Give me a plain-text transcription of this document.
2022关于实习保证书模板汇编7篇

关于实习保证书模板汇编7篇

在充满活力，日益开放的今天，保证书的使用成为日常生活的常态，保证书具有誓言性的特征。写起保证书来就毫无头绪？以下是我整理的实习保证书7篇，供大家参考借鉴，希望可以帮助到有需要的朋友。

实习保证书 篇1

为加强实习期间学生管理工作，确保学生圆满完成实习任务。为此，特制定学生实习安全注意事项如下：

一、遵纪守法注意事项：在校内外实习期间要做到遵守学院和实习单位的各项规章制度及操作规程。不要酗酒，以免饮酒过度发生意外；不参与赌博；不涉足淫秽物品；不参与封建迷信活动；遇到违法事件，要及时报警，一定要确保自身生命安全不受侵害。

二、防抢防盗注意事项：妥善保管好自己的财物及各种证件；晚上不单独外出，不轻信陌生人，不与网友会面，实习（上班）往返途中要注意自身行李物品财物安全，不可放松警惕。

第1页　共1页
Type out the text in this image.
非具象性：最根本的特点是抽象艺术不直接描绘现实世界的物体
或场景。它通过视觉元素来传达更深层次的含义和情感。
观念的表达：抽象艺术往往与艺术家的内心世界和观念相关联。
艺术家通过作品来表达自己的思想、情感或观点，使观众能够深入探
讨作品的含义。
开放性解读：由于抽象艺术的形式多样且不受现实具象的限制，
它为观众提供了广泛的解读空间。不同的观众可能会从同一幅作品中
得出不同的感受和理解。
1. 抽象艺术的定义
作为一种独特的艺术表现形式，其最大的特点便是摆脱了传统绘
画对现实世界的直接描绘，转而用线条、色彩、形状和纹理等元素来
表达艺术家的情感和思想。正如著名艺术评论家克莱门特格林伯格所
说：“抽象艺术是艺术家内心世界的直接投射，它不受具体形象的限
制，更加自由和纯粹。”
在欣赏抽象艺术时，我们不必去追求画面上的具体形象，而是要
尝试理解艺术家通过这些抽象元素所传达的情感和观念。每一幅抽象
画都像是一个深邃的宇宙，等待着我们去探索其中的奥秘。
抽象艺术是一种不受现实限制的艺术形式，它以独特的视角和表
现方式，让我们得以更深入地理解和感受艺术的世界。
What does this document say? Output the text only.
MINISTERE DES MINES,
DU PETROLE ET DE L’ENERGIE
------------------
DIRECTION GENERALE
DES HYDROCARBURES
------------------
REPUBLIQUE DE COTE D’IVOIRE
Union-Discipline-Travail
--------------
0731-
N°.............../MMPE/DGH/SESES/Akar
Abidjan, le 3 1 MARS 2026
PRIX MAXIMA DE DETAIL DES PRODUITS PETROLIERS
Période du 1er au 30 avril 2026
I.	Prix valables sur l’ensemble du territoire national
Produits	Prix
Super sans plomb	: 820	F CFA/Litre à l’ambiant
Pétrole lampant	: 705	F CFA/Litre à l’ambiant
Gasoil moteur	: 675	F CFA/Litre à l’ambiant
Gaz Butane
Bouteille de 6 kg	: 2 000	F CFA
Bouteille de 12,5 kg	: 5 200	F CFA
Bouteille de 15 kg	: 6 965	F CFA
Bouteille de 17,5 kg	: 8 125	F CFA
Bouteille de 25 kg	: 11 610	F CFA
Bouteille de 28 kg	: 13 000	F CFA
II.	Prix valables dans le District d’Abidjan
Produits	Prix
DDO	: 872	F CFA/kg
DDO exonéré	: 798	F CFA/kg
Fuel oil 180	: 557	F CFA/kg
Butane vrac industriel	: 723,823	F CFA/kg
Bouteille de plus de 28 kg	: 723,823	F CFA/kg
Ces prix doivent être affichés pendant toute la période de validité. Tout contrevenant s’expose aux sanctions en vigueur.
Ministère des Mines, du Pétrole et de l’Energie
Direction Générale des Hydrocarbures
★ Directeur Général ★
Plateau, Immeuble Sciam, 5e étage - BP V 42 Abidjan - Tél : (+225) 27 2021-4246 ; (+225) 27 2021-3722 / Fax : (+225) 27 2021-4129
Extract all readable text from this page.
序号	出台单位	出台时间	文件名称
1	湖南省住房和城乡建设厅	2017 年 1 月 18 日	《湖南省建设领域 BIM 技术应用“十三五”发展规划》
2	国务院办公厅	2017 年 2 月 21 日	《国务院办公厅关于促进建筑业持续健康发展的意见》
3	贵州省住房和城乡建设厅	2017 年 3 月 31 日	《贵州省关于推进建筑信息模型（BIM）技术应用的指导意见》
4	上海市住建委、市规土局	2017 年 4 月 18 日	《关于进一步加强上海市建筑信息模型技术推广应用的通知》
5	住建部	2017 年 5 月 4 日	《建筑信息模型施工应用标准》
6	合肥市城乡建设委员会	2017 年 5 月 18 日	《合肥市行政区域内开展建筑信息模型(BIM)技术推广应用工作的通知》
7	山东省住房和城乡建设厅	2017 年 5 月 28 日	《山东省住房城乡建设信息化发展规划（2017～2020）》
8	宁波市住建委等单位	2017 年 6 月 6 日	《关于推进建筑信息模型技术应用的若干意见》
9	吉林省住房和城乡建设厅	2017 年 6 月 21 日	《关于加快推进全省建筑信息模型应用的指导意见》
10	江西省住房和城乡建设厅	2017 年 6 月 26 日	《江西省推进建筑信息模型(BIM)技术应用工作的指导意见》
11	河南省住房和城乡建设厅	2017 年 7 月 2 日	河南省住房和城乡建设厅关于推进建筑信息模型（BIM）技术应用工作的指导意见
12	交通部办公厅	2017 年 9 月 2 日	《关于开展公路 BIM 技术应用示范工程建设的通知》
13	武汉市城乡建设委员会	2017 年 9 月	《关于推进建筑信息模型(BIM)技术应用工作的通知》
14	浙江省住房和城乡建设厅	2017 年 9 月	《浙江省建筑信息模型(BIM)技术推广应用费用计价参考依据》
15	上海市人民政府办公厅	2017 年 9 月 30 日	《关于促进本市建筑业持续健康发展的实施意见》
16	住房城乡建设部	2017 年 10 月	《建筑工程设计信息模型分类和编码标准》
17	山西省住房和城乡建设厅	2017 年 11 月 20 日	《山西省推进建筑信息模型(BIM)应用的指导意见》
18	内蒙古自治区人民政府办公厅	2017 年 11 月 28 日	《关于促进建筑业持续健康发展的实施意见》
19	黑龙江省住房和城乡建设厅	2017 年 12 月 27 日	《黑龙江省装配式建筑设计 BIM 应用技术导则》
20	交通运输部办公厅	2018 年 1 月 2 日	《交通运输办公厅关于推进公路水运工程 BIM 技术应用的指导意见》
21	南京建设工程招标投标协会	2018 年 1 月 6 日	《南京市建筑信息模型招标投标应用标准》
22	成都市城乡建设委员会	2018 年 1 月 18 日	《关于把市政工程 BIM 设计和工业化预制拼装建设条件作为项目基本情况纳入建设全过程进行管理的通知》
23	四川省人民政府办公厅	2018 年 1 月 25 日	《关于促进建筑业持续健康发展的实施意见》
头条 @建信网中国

- _YOUR GOAL_
Nothing but the lines from the one with "Extract all readable text from this page." through the last line should be repeated, each exactly as it stands.

- _EXERCISE OUTPUT_
Extract all readable text from this page.
序号	出台单位	出台时间	文件名称
1	湖南省住房和城乡建设厅	2017 年 1 月 18 日	《湖南省建设领域 BIM 技术应用“十三五”发展规划》
2	国务院办公厅	2017 年 2 月 21 日	《国务院办公厅关于促进建筑业持续健康发展的意见》
3	贵州省住房和城乡建设厅	2017 年 3 月 31 日	《贵州省关于推进建筑信息模型（BIM）技术应用的指导意见》
4	上海市住建委、市规土局	2017 年 4 月 18 日	《关于进一步加强上海市建筑信息模型技术推广应用的通知》
5	住建部	2017 年 5 月 4 日	《建筑信息模型施工应用标准》
6	合肥市城乡建设委员会	2017 年 5 月 18 日	《合肥市行政区域内开展建筑信息模型(BIM)技术推广应用工作的通知》
7	山东省住房和城乡建设厅	2017 年 5 月 28 日	《山东省住房城乡建设信息化发展规划（2017～2020）》
8	宁波市住建委等单位	2017 年 6 月 6 日	《关于推进建筑信息模型技术应用的若干意见》
9	吉林省住房和城乡建设厅	2017 年 6 月 21 日	《关于加快推进全省建筑信息模型应用的指导意见》
10	江西省住房和城乡建设厅	2017 年 6 月 26 日	《江西省推进建筑信息模型(BIM)技术应用工作的指导意见》
11	河南省住房和城乡建设厅	2017 年 7 月 2 日	河南省住房和城乡建设厅关于推进建筑信息模型（BIM）技术应用工作的指导意见
12	交通部办公厅	2017 年 9 月 2 日	《关于开展公路 BIM 技术应用示范工程建设的通知》
13	武汉市城乡建设委员会	2017 年 9 月	《关于推进建筑信息模型(BIM)技术应用工作的通知》
14	浙江省住房和城乡建设厅	2017 年 9 月	《浙江省建筑信息模型(BIM)技术推广应用费用计价参考依据》
15	上海市人民政府办公厅	2017 年 9 月 30 日	《关于促进本市建筑业持续健康发展的实施意见》
16	住房城乡建设部	2017 年 10 月	《建筑工程设计信息模型分类和编码标准》
17	山西省住房和城乡建设厅	2017 年 11 月 20 日	《山西省推进建筑信息模型(BIM)应用的指导意见》
18	内蒙古自治区人民政府办公厅	2017 年 11 月 28 日	《关于促进建筑业持续健康发展的实施意见》
19	黑龙江省住房和城乡建设厅	2017 年 12 月 27 日	《黑龙江省装配式建筑设计 BIM 应用技术导则》
20	交通运输部办公厅	2018 年 1 月 2 日	《交通运输办公厅关于推进公路水运工程 BIM 技术应用的指导意见》
21	南京建设工程招标投标协会	2018 年 1 月 6 日	《南京市建筑信息模型招标投标应用标准》
22	成都市城乡建设委员会	2018 年 1 月 18 日	《关于把市政工程 BIM 设计和工业化预制拼装建设条件作为项目基本情况纳入建设全过程进行管理的通知》
23	四川省人民政府办公厅	2018 年 1 月 25 日	《关于促进建筑业持续健康发展的实施意见》
头条 @建信网中国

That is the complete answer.